*Data shown*

##########

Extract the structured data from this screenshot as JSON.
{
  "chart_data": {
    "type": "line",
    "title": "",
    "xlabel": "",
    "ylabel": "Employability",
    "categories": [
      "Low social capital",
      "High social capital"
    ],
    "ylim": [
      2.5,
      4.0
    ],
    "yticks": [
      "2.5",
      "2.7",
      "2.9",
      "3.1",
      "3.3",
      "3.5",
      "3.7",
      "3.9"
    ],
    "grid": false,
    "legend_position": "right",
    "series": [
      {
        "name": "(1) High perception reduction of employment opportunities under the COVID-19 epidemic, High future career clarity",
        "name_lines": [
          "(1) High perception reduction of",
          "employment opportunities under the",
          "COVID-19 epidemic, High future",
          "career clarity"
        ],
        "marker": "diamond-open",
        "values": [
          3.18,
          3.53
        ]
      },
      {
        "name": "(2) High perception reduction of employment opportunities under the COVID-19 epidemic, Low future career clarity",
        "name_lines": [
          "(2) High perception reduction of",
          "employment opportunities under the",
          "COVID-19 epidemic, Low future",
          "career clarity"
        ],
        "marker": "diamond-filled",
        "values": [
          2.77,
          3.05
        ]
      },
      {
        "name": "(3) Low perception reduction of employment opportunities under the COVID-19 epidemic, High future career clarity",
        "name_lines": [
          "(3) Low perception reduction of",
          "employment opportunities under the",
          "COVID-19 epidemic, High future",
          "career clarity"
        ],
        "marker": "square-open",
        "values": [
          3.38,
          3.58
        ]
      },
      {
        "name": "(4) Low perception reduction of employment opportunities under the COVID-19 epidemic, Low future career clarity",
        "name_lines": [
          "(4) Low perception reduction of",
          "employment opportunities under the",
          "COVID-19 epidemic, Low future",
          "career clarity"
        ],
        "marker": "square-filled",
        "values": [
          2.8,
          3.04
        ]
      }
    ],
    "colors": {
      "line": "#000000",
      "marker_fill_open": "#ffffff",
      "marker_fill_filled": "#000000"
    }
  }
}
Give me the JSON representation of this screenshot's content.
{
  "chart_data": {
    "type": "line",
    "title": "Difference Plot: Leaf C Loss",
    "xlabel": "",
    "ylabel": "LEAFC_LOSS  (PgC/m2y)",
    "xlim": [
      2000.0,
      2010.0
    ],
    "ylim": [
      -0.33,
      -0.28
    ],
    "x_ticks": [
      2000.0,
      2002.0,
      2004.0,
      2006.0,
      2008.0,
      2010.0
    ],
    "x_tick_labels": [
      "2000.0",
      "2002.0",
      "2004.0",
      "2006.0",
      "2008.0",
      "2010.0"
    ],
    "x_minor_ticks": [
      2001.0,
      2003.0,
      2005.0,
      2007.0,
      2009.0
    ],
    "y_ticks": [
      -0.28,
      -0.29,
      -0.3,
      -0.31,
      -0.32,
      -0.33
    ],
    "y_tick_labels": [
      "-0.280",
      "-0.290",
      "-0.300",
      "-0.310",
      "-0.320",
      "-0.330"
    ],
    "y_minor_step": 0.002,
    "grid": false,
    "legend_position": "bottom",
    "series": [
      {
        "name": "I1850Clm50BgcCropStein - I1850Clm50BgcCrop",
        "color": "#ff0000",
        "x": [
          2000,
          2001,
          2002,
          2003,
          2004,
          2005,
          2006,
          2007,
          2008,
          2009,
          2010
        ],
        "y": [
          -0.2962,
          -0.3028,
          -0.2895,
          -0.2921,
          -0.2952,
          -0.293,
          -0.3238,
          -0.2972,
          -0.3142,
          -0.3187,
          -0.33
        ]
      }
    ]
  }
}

##########

*Task goal*
Restate all of the entries exactly, please.

*Exercise response*
Extract the structured data from this screenshot as JSON.
{
  "chart_data": {
    "type": "line",
    "title": "",
    "xlabel": "",
    "ylabel": "Employability",
    "categories": [
      "Low social capital",
      "High social capital"
    ],
    "ylim": [
      2.5,
      4.0
    ],
    "yticks": [
      "2.5",
      "2.7",
      "2.9",
      "3.1",
      "3.3",
      "3.5",
      "3.7",
      "3.9"
    ],
    "grid": false,
    "legend_position": "right",
    "series": [
      {
        "name": "(1) High perception reduction of employment opportunities under the COVID-19 epidemic, High future career clarity",
        "name_lines": [
          "(1) High perception reduction of",
          "employment opportunities under the",
          "COVID-19 epidemic, High future",
          "career clarity"
        ],
        "marker": "diamond-open",
        "values": [
          3.18,
          3.53
        ]
      },
      {
        "name": "(2) High perception reduction of employment opportunities under the COVID-19 epidemic, Low future career clarity",
        "name_lines": [
          "(2) High perception reduction of",
          "employment opportunities under the",
          "COVID-19 epidemic, Low future",
          "career clarity"
        ],
        "marker": "diamond-filled",
        "values": [
          2.77,
          3.05
        ]
      },
      {
        "name": "(3) Low perception reduction of employment opportunities under the COVID-19 epidemic, High future career clarity",
        "name_lines": [
          "(3) Low perception reduction of",
          "employment opportunities under the",
          "COVID-19 epidemic, High future",
          "career clarity"
        ],
        "marker": "square-open",
        "values": [
          3.38,
          3.58
        ]
      },
      {
        "name": "(4) Low perception reduction of employment opportunities under the COVID-19 epidemic, Low future career clarity",
        "name_lines": [
          "(4) Low perception reduction of",
          "employment opportunities under the",
          "COVID-19 epidemic, Low future",
          "career clarity"
        ],
        "marker": "square-filled",
        "values": [
          2.8,
          3.04
        ]
      }
    ],
    "colors": {
      "line": "#000000",
      "marker_fill_open": "#ffffff",
      "marker_fill_filled": "#000000"
    }
  }
}
Give me the JSON representation of this screenshot's content.
{
  "chart_data": {
    "type": "line",
    "title": "Difference Plot: Leaf C Loss",
    "xlabel": "",
    "ylabel": "LEAFC_LOSS  (PgC/m2y)",
    "xlim": [
      2000.0,
      2010.0
    ],
    "ylim": [
      -0.33,
      -0.28
    ],
    "x_ticks": [
      2000.0,
      2002.0,
      2004.0,
      2006.0,
      2008.0,
      2010.0
    ],
    "x_tick_labels": [
      "2000.0",
      "2002.0",
      "2004.0",
      "2006.0",
      "2008.0",
      "2010.0"
    ],
    "x_minor_ticks": [
      2001.0,
      2003.0,
      2005.0,
      2007.0,
      2009.0
    ],
    "y_ticks": [
      -0.28,
      -0.29,
      -0.3,
      -0.31,
      -0.32,
      -0.33
    ],
    "y_tick_labels": [
      "-0.280",
      "-0.290",
      "-0.300",
      "-0.310",
      "-0.320",
      "-0.330"
    ],
    "y_minor_step": 0.002,
    "grid": false,
    "legend_position": "bottom",
    "series": [
      {
        "name": "I1850Clm50BgcCropStein - I1850Clm50BgcCrop",
        "color": "#ff0000",
        "x": [
          2000,
          2001,
          2002,
          2003,
          2004,
          2005,
          2006,
          2007,
          2008,
          2009,
          2010
        ],
        "y": [
          -0.2962,
          -0.3028,
          -0.2895,
          -0.2921,
          -0.2952,
          -0.293,
          -0.3238,
          -0.2972,
          -0.3142,
          -0.3187,
          -0.33
        ]
      }
    ]
  }
}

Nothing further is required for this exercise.